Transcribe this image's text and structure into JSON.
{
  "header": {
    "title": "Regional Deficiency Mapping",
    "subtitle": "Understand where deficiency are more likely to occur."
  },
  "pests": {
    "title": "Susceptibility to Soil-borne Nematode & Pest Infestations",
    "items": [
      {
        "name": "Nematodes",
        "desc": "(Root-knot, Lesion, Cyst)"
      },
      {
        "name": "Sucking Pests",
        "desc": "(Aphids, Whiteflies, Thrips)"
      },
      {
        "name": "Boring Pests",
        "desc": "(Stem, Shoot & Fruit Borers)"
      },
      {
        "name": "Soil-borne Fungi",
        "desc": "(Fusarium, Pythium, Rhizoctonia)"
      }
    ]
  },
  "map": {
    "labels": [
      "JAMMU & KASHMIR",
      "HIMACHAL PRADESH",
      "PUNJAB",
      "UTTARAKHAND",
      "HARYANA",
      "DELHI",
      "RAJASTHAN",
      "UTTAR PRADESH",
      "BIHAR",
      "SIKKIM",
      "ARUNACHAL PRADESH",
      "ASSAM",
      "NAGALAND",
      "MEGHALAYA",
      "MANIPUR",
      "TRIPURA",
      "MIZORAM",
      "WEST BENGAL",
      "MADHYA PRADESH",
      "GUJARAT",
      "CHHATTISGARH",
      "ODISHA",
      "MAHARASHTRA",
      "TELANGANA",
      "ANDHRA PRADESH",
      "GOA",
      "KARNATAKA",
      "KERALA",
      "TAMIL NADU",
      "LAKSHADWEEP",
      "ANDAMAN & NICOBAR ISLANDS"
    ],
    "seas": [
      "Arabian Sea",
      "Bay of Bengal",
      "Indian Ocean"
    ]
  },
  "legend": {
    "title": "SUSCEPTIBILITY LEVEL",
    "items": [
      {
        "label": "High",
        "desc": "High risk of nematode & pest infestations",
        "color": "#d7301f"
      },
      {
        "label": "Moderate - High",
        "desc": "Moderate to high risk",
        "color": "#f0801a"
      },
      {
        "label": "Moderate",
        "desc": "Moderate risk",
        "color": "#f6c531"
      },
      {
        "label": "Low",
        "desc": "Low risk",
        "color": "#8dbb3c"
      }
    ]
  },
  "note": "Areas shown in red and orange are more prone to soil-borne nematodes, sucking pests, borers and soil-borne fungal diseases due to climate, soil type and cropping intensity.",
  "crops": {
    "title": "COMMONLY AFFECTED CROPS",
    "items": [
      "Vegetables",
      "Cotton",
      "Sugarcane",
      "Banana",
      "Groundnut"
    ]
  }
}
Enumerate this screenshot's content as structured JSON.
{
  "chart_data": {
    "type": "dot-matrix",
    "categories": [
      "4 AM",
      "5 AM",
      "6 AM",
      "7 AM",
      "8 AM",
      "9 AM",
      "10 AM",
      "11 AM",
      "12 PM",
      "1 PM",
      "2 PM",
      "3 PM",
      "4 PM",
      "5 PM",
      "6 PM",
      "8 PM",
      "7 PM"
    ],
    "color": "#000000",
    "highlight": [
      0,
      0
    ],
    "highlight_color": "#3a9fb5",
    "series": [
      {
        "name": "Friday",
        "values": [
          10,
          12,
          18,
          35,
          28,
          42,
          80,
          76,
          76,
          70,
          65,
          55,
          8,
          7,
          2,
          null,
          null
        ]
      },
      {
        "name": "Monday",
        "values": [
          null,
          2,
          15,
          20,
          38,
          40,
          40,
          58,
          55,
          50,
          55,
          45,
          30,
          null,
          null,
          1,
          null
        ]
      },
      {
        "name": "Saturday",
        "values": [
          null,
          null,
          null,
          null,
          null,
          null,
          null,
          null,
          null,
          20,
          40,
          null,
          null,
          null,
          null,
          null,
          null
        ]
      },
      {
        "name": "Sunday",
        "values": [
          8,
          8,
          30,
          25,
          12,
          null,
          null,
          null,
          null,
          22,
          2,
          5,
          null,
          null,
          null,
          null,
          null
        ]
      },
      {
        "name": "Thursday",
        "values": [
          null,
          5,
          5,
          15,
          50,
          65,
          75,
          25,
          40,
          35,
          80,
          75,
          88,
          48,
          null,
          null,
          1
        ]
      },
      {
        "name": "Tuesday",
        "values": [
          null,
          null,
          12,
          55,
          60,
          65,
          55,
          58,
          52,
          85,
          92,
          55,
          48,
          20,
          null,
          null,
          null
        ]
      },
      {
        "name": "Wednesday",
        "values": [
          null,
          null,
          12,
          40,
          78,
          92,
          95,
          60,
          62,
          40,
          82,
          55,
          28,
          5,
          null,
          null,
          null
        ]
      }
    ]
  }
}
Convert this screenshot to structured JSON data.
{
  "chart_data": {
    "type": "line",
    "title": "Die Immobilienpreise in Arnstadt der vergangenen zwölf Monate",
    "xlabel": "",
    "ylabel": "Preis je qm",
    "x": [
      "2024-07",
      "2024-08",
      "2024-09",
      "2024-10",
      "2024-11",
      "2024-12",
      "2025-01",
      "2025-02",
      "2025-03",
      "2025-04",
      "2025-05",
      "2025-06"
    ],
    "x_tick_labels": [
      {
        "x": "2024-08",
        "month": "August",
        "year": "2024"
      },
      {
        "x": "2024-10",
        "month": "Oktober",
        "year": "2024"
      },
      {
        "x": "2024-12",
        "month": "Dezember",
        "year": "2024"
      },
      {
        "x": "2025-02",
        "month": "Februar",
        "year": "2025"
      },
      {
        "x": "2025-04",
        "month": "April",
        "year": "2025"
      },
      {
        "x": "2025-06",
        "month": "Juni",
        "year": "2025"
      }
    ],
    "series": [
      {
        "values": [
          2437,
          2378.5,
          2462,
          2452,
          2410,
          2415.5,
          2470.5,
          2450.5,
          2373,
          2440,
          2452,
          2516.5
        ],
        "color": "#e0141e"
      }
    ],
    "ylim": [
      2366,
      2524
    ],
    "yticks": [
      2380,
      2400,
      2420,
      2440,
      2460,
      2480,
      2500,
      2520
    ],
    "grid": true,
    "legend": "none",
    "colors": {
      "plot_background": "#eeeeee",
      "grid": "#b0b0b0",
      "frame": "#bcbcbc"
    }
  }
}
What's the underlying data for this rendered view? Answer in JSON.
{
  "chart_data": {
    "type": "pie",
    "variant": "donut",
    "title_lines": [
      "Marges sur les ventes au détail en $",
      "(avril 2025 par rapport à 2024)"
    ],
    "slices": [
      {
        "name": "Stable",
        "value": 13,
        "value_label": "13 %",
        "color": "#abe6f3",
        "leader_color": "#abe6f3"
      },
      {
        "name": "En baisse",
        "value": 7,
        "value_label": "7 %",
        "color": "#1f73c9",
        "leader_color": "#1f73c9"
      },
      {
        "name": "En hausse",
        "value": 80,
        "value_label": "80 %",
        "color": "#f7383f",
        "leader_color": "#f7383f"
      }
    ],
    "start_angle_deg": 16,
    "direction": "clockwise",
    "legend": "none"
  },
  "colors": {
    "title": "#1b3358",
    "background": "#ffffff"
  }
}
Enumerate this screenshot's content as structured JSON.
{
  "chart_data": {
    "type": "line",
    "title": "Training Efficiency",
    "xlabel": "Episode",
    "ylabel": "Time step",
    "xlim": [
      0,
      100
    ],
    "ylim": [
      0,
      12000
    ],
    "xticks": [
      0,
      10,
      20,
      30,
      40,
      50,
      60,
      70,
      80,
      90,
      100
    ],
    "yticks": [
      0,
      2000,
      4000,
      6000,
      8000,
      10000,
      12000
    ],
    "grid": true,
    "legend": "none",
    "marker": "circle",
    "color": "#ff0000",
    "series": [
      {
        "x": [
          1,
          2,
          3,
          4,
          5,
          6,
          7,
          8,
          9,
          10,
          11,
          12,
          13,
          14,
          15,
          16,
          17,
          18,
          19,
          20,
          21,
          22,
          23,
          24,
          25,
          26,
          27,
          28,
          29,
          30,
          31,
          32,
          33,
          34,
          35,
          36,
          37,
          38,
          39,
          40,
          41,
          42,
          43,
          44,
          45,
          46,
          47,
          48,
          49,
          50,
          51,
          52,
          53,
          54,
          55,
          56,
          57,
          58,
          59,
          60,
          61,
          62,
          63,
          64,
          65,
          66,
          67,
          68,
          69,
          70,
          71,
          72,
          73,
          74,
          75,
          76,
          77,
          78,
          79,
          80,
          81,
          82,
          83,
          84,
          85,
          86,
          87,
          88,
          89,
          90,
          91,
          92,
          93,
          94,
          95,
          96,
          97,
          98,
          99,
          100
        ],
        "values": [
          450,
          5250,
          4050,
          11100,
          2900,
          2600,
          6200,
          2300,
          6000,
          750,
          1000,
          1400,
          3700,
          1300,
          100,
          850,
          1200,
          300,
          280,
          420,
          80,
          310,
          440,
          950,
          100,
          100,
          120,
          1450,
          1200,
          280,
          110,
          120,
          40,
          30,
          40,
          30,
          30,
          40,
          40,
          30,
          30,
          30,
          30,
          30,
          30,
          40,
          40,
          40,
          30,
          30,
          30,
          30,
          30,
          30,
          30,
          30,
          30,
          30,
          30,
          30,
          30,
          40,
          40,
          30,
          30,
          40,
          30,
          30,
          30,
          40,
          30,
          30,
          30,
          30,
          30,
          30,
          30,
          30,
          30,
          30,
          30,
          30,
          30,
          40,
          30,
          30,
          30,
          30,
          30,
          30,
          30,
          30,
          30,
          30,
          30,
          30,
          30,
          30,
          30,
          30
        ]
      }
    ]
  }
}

====

• _Task details_
Look through the listing above. Pick out each line with "PRADESH" and copy it.

• _Problem solution_
      "HIMACHAL PRADESH",
      "UTTAR PRADESH",
      "ARUNACHAL PRADESH",
      "MADHYA PRADESH",
      "ANDHRA PRADESH",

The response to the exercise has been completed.